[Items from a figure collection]
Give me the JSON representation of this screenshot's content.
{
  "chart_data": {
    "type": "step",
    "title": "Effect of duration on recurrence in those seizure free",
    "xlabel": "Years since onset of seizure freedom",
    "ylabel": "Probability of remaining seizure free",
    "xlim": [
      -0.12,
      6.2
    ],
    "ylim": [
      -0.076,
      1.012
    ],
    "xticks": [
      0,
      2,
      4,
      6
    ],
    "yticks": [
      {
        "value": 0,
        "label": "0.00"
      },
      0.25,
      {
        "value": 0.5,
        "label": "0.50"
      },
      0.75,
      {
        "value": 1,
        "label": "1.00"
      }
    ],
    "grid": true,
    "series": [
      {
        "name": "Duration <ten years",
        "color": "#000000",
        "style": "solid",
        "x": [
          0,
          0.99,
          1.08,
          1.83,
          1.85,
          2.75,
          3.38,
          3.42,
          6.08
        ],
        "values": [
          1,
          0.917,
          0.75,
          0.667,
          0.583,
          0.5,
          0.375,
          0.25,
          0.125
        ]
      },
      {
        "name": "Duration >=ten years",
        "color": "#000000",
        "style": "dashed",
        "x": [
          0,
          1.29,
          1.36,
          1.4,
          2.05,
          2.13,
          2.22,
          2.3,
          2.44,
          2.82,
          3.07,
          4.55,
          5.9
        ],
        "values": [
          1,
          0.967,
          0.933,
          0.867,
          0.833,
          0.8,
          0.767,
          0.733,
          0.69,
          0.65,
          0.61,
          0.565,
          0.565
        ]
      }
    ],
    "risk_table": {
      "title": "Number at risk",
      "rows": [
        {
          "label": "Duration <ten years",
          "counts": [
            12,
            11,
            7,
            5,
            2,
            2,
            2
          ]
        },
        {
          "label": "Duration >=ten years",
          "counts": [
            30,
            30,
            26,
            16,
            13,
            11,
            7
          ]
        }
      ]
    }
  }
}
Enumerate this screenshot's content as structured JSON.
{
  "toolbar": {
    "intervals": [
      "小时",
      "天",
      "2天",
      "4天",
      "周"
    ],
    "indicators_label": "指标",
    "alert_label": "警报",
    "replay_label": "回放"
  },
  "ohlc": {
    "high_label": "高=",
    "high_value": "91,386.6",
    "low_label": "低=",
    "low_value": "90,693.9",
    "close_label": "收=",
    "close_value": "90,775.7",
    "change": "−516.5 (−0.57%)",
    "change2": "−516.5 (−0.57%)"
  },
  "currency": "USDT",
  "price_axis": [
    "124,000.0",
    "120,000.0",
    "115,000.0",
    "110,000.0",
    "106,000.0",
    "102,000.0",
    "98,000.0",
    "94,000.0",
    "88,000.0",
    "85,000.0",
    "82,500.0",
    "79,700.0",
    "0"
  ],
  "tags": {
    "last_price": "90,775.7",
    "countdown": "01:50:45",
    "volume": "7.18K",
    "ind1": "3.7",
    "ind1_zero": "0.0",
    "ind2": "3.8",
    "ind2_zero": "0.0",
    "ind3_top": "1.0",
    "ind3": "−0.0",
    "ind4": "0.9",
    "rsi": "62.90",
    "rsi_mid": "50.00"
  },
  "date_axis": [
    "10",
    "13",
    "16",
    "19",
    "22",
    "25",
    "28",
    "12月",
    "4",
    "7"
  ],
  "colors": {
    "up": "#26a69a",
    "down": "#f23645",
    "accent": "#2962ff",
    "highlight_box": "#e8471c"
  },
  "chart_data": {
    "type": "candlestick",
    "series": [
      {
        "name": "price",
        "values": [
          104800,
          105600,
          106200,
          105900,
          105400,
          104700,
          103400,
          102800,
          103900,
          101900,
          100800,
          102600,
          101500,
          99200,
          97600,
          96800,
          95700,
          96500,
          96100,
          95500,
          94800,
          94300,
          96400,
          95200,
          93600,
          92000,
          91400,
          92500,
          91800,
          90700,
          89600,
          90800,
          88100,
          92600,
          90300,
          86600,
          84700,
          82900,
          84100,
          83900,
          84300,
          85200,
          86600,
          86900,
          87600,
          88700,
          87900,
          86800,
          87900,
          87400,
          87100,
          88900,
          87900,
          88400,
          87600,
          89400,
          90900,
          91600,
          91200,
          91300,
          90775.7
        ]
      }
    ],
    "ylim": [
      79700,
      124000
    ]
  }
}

REQUIREMENT ->
Every entry should be output exactly as written, please.

COMPLETE ANSWER ->
Give me the JSON representation of this screenshot's content.
{
  "chart_data": {
    "type": "step",
    "title": "Effect of duration on recurrence in those seizure free",
    "xlabel": "Years since onset of seizure freedom",
    "ylabel": "Probability of remaining seizure free",
    "xlim": [
      -0.12,
      6.2
    ],
    "ylim": [
      -0.076,
      1.012
    ],
    "xticks": [
      0,
      2,
      4,
      6
    ],
    "yticks": [
      {
        "value": 0,
        "label": "0.00"
      },
      0.25,
      {
        "value": 0.5,
        "label": "0.50"
      },
      0.75,
      {
        "value": 1,
        "label": "1.00"
      }
    ],
    "grid": true,
    "series": [
      {
        "name": "Duration <ten years",
        "color": "#000000",
        "style": "solid",
        "x": [
          0,
          0.99,
          1.08,
          1.83,
          1.85,
          2.75,
          3.38,
          3.42,
          6.08
        ],
        "values": [
          1,
          0.917,
          0.75,
          0.667,
          0.583,
          0.5,
          0.375,
          0.25,
          0.125
        ]
      },
      {
        "name": "Duration >=ten years",
        "color": "#000000",
        "style": "dashed",
        "x": [
          0,
          1.29,
          1.36,
          1.4,
          2.05,
          2.13,
          2.22,
          2.3,
          2.44,
          2.82,
          3.07,
          4.55,
          5.9
        ],
        "values": [
          1,
          0.967,
          0.933,
          0.867,
          0.833,
          0.8,
          0.767,
          0.733,
          0.69,
          0.65,
          0.61,
          0.565,
          0.565
        ]
      }
    ],
    "risk_table": {
      "title": "Number at risk",
      "rows": [
        {
          "label": "Duration <ten years",
          "counts": [
            12,
            11,
            7,
            5,
            2,
            2,
            2
          ]
        },
        {
          "label": "Duration >=ten years",
          "counts": [
            30,
            30,
            26,
            16,
            13,
            11,
            7
          ]
        }
      ]
    }
  }
}
Enumerate this screenshot's content as structured JSON.
{
  "toolbar": {
    "intervals": [
      "小时",
      "天",
      "2天",
      "4天",
      "周"
    ],
    "indicators_label": "指标",
    "alert_label": "警报",
    "replay_label": "回放"
  },
  "ohlc": {
    "high_label": "高=",
    "high_value": "91,386.6",
    "low_label": "低=",
    "low_value": "90,693.9",
    "close_label": "收=",
    "close_value": "90,775.7",
    "change": "−516.5 (−0.57%)",
    "change2": "−516.5 (−0.57%)"
  },
  "currency": "USDT",
  "price_axis": [
    "124,000.0",
    "120,000.0",
    "115,000.0",
    "110,000.0",
    "106,000.0",
    "102,000.0",
    "98,000.0",
    "94,000.0",
    "88,000.0",
    "85,000.0",
    "82,500.0",
    "79,700.0",
    "0"
  ],
  "tags": {
    "last_price": "90,775.7",
    "countdown": "01:50:45",
    "volume": "7.18K",
    "ind1": "3.7",
    "ind1_zero": "0.0",
    "ind2": "3.8",
    "ind2_zero": "0.0",
    "ind3_top": "1.0",
    "ind3": "−0.0",
    "ind4": "0.9",
    "rsi": "62.90",
    "rsi_mid": "50.00"
  },
  "date_axis": [
    "10",
    "13",
    "16",
    "19",
    "22",
    "25",
    "28",
    "12月",
    "4",
    "7"
  ],
  "colors": {
    "up": "#26a69a",
    "down": "#f23645",
    "accent": "#2962ff",
    "highlight_box": "#e8471c"
  },
  "chart_data": {
    "type": "candlestick",
    "series": [
      {
        "name": "price",
        "values": [
          104800,
          105600,
          106200,
          105900,
          105400,
          104700,
          103400,
          102800,
          103900,
          101900,
          100800,
          102600,
          101500,
          99200,
          97600,
          96800,
          95700,
          96500,
          96100,
          95500,
          94800,
          94300,
          96400,
          95200,
          93600,
          92000,
          91400,
          92500,
          91800,
          90700,
          89600,
          90800,
          88100,
          92600,
          90300,
          86600,
          84700,
          82900,
          84100,
          83900,
          84300,
          85200,
          86600,
          86900,
          87600,
          88700,
          87900,
          86800,
          87900,
          87400,
          87100,
          88900,
          87900,
          88400,
          87600,
          89400,
          90900,
          91600,
          91200,
          91300,
          90775.7
        ]
      }
    ],
    "ylim": [
      79700,
      124000
    ]
  }
}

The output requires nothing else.